→ **What you should do**
Copy out all the lines exactly. Omit pictures.

[Dataset entries]
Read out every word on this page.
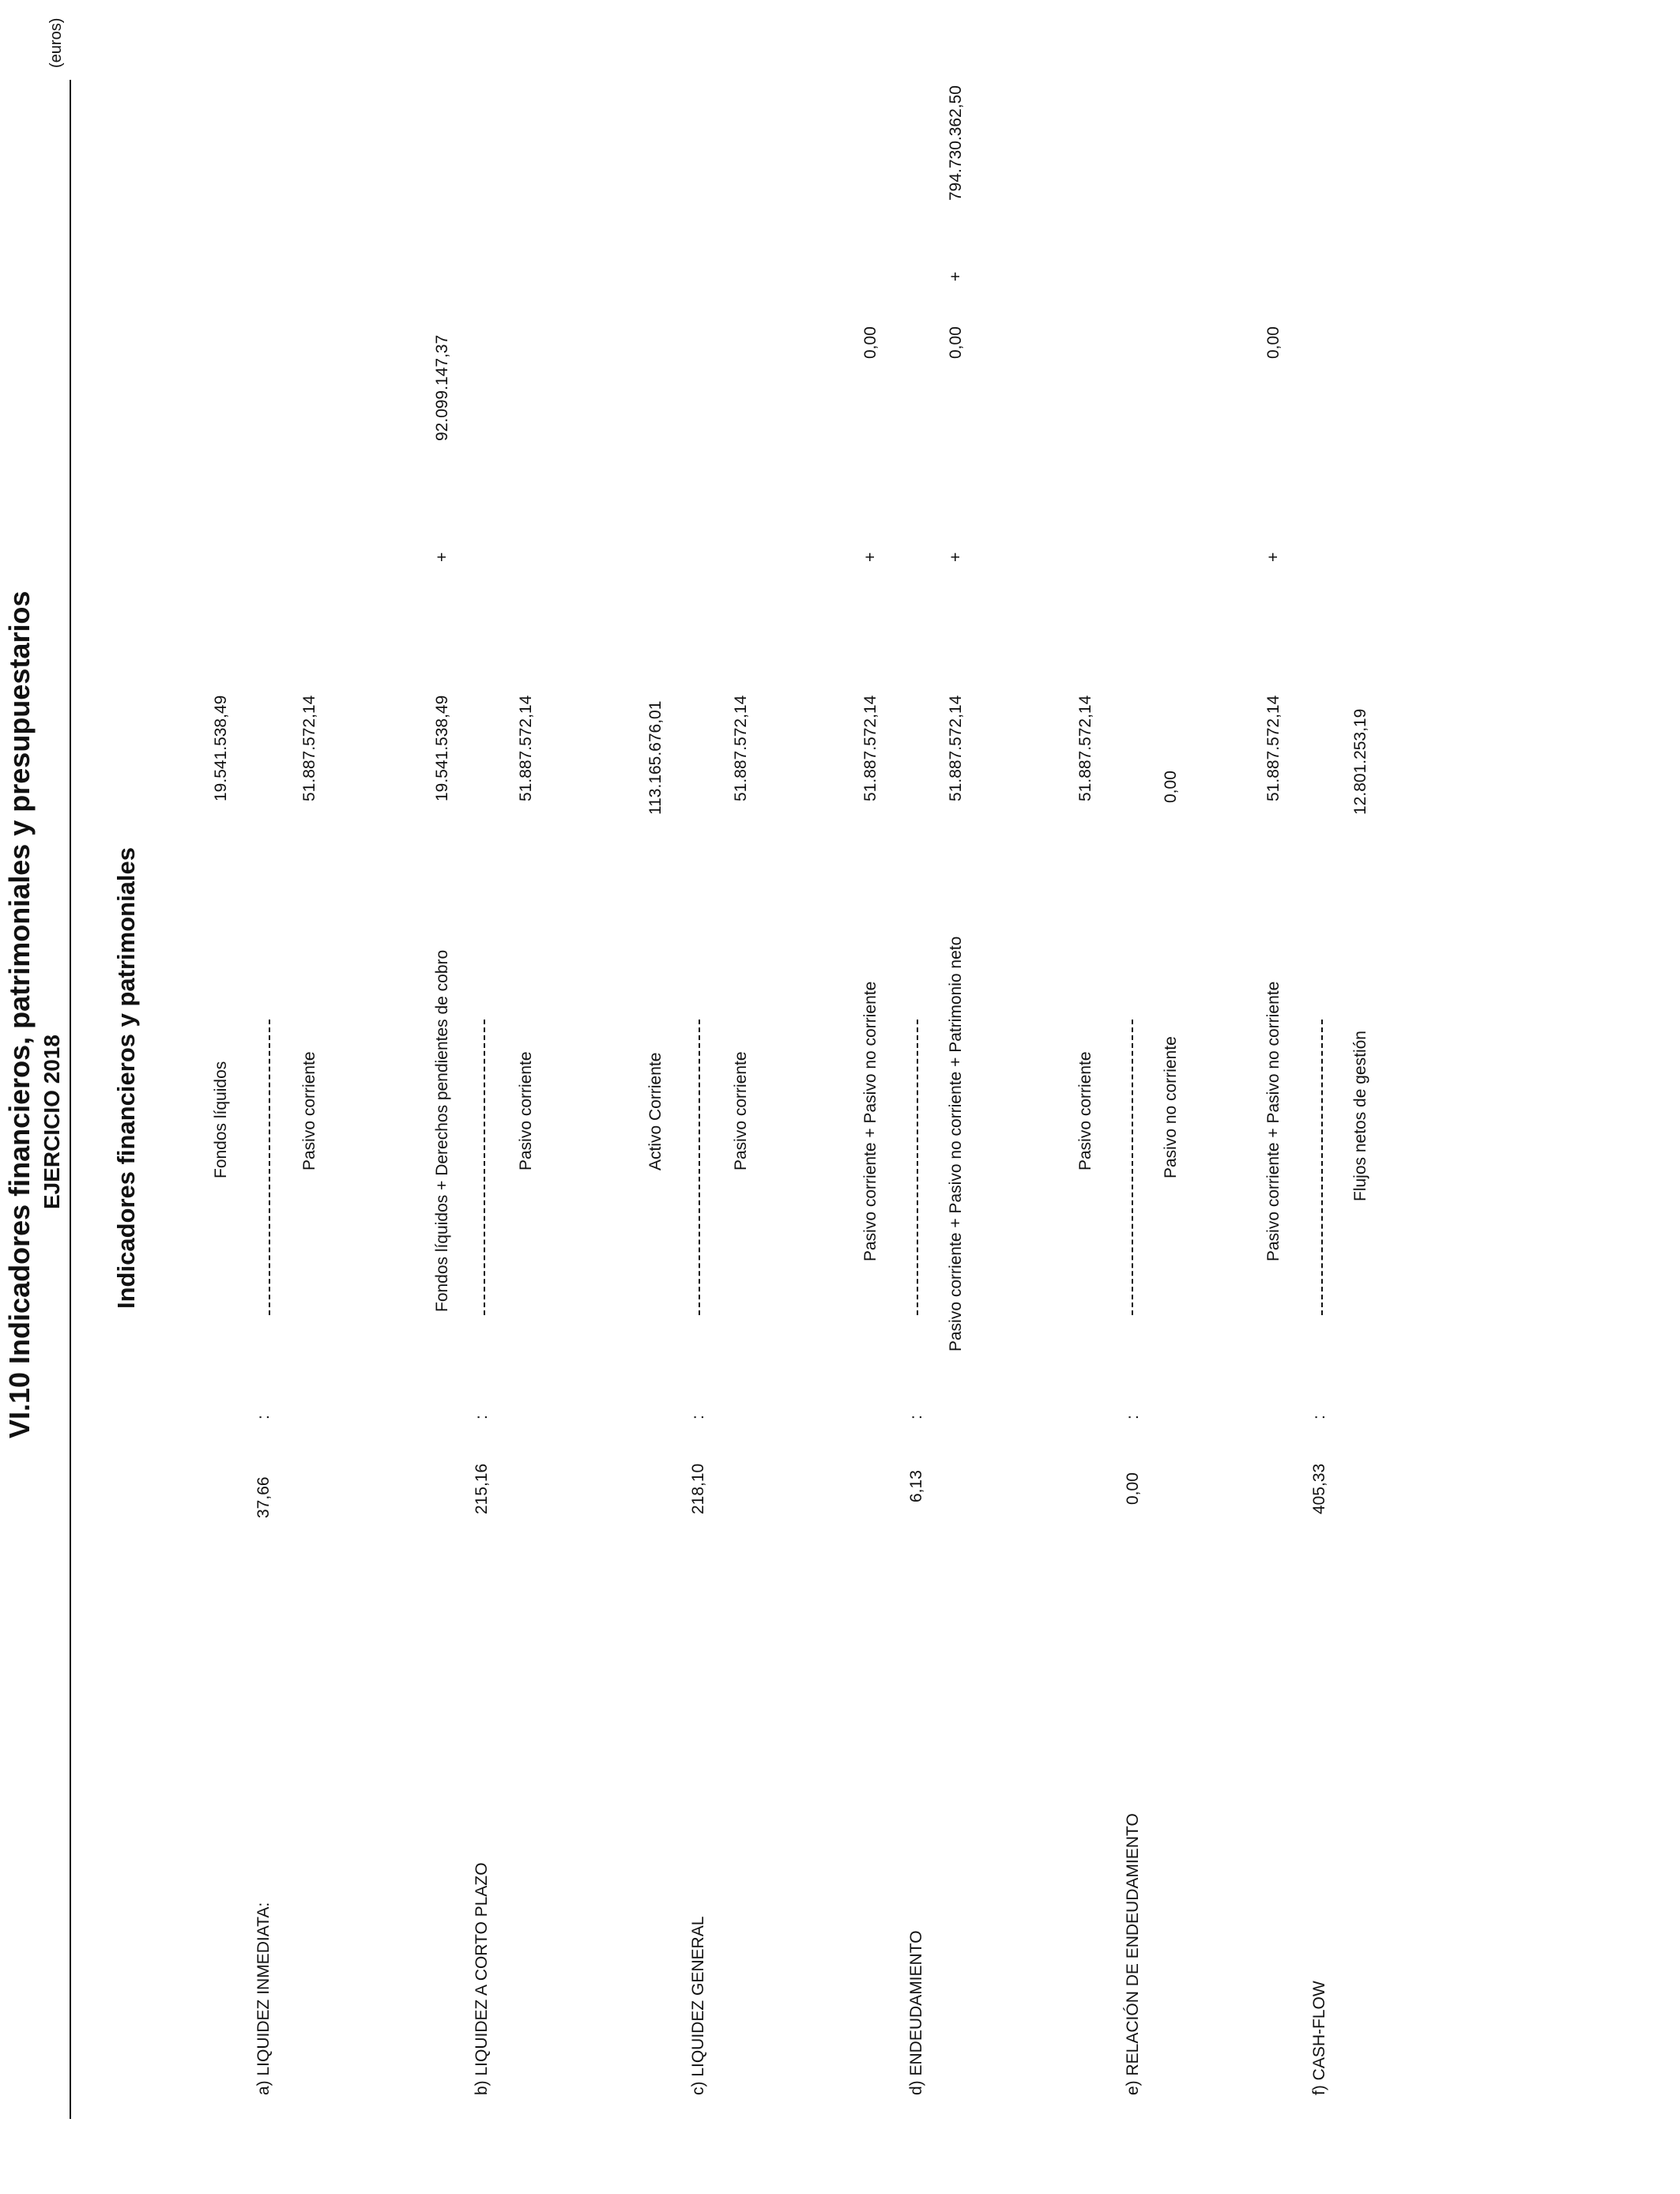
VI.10 Indicadores financieros, patrimoniales y presupuestarios EJERCICIO 2018
(euros)
Indicadores financieros y patrimoniales
a) LIQUIDEZ INMEDIATA:
37,66
:
Fondos líquidos
19.541.538,49
Pasivo corriente
51.887.572,14
b) LIQUIDEZ A CORTO PLAZO
215,16
:
Fondos líquidos + Derechos pendientes de cobro
19.541.538,49
+
92.099.147,37
Pasivo corriente
51.887.572,14
c) LIQUIDEZ GENERAL
218,10
:
Activo Corriente
113.165.676,01
Pasivo corriente
51.887.572,14
d) ENDEUDAMIENTO
6,13
:
Pasivo corriente + Pasivo no corriente
51.887.572,14
+
0,00
Pasivo corriente + Pasivo no corriente + Patrimonio neto
51.887.572,14
+
0,00
+
794.730.362,50
e) RELACIÓN DE ENDEUDAMIENTO
0,00
:
Pasivo corriente
51.887.572,14
Pasivo no corriente
0,00
f) CASH-FLOW
405,33
:
Pasivo corriente + Pasivo no corriente
51.887.572,14
+
0,00
Flujos netos de gestión
12.801.253,19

→ **Written response**
Read out every word on this page.
VI.10 Indicadores financieros, patrimoniales y presupuestarios EJERCICIO 2018
(euros)
Indicadores financieros y patrimoniales
a) LIQUIDEZ INMEDIATA:
37,66
:
Fondos líquidos
19.541.538,49
Pasivo corriente
51.887.572,14
b) LIQUIDEZ A CORTO PLAZO
215,16
:
Fondos líquidos + Derechos pendientes de cobro
19.541.538,49
+
92.099.147,37
Pasivo corriente
51.887.572,14
c) LIQUIDEZ GENERAL
218,10
:
Activo Corriente
113.165.676,01
Pasivo corriente
51.887.572,14
d) ENDEUDAMIENTO
6,13
:
Pasivo corriente + Pasivo no corriente
51.887.572,14
+
0,00
Pasivo corriente + Pasivo no corriente + Patrimonio neto
51.887.572,14
+
0,00
+
794.730.362,50
e) RELACIÓN DE ENDEUDAMIENTO
0,00
:
Pasivo corriente
51.887.572,14
Pasivo no corriente
0,00
f) CASH-FLOW
405,33
:
Pasivo corriente + Pasivo no corriente
51.887.572,14
+
0,00
Flujos netos de gestión
12.801.253,19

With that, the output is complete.